#### EXERCISE GOAL:
Return each line of the listing that contains the string "INFORMATION".

== RECORDS SUPPLIED ==

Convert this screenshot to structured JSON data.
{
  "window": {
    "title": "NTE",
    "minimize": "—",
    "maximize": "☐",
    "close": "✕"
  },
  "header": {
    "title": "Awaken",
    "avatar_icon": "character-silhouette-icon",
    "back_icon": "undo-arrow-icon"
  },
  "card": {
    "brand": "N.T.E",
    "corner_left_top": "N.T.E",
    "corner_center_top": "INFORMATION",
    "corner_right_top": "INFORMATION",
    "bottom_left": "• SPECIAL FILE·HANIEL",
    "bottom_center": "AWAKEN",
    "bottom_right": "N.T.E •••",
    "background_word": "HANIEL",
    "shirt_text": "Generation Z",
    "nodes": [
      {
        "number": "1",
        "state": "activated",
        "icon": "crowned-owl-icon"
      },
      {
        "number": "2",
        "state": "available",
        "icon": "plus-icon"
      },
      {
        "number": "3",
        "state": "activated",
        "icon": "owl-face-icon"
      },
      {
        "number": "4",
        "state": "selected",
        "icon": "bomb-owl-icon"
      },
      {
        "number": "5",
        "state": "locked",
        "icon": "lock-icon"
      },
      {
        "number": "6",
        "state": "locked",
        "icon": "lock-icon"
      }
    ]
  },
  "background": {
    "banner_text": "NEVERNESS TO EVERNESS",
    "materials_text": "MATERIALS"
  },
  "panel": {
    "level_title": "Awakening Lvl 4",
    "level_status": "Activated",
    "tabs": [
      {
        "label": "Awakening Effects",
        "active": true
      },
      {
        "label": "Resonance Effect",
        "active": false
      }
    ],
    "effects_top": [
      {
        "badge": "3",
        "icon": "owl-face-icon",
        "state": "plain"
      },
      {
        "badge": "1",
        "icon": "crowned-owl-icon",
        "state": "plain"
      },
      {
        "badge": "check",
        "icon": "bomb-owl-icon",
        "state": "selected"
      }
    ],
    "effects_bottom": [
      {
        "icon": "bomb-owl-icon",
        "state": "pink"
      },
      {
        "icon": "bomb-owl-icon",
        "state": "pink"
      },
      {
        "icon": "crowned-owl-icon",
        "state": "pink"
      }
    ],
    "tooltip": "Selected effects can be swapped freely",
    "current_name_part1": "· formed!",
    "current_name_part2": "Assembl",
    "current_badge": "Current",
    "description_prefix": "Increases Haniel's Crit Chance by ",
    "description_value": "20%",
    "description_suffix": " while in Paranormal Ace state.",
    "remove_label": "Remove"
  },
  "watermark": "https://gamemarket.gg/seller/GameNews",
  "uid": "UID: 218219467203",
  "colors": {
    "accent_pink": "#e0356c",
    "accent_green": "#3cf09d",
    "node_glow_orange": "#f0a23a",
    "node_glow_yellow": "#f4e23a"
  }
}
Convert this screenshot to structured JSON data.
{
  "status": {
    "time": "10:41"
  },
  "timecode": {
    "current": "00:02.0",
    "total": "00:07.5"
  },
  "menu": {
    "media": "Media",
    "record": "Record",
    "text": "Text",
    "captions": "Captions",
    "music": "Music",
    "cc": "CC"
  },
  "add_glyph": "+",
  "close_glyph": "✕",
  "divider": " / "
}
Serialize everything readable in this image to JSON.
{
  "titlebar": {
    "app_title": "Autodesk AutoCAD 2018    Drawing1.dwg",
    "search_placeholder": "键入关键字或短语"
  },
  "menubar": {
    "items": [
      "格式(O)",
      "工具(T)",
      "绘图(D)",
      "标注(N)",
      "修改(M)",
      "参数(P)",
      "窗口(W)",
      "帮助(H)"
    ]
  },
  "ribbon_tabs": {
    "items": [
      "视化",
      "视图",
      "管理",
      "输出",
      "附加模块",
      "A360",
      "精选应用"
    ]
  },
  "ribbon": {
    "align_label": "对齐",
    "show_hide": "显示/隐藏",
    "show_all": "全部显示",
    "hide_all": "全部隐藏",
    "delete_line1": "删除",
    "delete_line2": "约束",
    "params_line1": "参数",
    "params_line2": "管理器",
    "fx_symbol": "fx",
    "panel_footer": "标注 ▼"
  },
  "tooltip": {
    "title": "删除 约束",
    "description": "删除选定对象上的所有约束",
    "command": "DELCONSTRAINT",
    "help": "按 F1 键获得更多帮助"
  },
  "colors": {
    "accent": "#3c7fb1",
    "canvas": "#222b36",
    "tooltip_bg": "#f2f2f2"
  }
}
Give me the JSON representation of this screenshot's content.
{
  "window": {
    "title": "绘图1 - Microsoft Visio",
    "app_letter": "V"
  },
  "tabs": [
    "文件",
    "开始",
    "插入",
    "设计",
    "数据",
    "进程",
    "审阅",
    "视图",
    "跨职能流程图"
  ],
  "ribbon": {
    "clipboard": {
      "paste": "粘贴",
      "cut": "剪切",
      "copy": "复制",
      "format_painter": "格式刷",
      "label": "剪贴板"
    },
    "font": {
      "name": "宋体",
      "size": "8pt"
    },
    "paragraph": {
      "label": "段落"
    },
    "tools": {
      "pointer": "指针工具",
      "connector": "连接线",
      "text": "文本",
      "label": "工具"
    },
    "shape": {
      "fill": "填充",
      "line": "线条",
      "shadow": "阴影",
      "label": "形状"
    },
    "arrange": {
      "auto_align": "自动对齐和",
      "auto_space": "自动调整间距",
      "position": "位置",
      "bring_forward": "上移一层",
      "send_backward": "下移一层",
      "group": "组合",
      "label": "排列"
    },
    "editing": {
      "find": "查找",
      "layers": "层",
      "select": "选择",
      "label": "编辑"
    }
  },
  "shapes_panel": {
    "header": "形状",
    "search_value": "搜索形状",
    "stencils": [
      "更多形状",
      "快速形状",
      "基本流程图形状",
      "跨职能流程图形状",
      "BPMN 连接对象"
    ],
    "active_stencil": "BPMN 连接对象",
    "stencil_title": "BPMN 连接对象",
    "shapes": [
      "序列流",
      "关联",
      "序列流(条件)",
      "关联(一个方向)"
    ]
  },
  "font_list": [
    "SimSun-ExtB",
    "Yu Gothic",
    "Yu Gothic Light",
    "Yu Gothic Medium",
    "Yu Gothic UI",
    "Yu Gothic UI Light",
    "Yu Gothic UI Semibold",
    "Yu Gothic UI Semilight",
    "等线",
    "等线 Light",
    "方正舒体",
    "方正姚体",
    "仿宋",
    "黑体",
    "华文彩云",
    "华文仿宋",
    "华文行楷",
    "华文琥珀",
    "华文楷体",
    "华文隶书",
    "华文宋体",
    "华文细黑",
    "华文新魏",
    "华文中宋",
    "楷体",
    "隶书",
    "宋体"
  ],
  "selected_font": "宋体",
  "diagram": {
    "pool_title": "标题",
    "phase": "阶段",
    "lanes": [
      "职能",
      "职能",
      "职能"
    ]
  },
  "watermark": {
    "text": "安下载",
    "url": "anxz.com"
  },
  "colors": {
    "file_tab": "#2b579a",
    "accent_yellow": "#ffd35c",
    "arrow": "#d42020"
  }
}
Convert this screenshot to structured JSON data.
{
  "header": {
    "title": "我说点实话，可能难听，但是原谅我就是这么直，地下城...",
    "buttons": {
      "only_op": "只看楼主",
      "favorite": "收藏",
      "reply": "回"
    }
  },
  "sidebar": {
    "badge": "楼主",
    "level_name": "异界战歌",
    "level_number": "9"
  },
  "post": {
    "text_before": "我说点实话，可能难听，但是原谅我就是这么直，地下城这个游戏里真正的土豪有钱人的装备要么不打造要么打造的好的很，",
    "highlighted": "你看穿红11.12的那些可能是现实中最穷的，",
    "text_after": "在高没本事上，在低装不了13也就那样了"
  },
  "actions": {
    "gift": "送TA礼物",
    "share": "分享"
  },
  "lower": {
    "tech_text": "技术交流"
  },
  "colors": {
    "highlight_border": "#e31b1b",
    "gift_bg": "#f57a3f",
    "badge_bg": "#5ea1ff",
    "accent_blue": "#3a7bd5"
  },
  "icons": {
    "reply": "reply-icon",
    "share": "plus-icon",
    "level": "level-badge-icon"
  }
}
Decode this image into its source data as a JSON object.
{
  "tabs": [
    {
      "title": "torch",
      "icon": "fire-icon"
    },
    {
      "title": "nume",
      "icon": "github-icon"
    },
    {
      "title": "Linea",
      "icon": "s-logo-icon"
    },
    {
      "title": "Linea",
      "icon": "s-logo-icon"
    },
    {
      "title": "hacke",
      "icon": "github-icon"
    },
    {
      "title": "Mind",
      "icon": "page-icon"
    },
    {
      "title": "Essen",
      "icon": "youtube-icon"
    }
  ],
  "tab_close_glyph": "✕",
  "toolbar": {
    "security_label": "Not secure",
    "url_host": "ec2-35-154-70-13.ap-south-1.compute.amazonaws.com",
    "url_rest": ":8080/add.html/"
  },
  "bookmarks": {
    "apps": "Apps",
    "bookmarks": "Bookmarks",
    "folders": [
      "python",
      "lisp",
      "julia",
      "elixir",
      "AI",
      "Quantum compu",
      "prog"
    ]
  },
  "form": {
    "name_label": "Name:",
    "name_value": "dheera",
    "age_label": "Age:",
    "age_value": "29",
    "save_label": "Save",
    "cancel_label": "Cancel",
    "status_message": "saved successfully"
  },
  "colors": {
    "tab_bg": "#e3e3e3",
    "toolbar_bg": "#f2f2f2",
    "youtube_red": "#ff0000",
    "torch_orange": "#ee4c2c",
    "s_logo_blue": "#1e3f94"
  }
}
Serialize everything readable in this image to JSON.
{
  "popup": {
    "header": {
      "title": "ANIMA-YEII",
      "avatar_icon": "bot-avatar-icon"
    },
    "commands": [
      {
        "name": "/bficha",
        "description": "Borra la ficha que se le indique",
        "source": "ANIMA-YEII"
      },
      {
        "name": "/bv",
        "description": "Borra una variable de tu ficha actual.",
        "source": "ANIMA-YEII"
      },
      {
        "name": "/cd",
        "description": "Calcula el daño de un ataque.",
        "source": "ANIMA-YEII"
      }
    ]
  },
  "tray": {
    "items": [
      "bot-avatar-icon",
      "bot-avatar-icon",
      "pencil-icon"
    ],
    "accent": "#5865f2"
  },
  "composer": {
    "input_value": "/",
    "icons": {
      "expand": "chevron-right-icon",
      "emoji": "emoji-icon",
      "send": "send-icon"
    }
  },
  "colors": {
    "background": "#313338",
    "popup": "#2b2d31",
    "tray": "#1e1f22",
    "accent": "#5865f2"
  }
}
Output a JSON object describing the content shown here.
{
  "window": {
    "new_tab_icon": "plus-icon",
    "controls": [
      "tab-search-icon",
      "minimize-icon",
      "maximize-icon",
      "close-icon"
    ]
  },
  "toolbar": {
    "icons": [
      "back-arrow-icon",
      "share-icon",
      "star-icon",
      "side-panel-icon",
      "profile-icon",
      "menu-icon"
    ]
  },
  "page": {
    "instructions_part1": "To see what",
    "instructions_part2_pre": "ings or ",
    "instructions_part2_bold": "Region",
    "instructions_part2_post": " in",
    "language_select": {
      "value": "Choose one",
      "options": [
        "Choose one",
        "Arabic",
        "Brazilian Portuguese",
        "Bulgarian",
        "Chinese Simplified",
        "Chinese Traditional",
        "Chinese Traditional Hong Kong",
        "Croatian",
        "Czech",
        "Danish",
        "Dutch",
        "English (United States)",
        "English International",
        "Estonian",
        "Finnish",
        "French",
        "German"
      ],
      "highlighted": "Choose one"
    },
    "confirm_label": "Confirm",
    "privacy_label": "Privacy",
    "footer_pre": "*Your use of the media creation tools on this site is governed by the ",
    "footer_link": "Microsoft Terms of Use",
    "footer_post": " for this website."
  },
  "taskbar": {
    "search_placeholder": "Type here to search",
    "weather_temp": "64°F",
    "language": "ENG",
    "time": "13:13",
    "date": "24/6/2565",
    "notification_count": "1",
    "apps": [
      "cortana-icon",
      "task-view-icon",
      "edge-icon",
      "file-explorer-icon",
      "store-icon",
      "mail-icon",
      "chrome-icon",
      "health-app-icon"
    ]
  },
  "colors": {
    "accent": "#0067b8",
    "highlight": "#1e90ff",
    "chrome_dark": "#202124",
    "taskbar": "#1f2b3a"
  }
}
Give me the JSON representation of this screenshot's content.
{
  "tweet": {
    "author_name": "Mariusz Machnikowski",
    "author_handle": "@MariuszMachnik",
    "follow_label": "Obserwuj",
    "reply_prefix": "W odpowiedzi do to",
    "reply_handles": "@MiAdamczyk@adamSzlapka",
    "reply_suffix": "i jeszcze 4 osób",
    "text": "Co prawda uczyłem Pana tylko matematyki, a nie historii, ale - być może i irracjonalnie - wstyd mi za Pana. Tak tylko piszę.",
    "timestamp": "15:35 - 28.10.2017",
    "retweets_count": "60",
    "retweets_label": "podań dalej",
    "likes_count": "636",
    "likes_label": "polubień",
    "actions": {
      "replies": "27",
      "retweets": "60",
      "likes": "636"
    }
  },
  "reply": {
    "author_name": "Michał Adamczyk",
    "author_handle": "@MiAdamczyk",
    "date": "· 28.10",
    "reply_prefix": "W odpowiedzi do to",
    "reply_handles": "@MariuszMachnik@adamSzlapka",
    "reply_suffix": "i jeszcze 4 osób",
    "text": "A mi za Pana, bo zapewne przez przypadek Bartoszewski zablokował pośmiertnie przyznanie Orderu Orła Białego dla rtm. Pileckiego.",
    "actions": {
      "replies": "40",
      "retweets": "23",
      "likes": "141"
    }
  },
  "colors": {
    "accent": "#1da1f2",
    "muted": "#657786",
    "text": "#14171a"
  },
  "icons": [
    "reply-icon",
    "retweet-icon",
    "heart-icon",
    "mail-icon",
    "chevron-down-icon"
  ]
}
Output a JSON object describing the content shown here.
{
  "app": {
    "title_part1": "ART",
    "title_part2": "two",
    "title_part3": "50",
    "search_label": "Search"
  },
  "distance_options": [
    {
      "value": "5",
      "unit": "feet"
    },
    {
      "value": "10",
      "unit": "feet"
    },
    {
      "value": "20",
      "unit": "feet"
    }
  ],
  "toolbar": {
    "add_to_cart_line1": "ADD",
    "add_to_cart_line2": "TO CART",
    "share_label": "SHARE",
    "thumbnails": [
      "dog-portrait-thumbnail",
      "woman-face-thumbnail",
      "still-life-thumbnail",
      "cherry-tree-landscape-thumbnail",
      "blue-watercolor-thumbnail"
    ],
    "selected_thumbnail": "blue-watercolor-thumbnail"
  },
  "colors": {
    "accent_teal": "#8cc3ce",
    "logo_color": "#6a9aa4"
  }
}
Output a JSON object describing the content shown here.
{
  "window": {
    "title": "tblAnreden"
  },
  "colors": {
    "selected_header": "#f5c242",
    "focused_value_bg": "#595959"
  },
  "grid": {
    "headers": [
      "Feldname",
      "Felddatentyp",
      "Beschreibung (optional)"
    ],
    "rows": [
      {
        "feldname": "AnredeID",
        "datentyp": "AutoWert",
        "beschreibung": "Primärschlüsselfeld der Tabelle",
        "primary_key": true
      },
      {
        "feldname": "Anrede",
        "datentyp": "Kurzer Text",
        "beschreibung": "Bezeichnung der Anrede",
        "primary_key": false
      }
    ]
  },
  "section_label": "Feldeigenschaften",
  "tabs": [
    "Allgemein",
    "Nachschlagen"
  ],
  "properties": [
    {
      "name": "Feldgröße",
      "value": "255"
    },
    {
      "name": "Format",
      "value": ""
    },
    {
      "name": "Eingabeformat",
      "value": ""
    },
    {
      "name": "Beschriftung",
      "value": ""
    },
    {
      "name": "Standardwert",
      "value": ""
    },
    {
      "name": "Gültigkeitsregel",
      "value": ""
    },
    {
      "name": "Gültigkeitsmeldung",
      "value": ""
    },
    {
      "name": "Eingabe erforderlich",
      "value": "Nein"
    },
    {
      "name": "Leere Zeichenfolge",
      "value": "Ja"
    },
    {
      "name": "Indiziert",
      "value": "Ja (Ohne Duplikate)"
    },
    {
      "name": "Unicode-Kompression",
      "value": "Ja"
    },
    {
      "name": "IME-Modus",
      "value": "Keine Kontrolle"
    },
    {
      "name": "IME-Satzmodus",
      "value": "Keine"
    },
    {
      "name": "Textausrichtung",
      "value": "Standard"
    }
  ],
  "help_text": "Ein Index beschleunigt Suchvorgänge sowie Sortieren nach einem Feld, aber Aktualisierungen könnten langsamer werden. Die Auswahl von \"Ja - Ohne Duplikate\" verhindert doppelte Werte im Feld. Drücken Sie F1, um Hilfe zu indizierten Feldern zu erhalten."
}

===

#### WRITTEN SOLUTION:
    "corner_center_top": "INFORMATION",
    "corner_right_top": "INFORMATION",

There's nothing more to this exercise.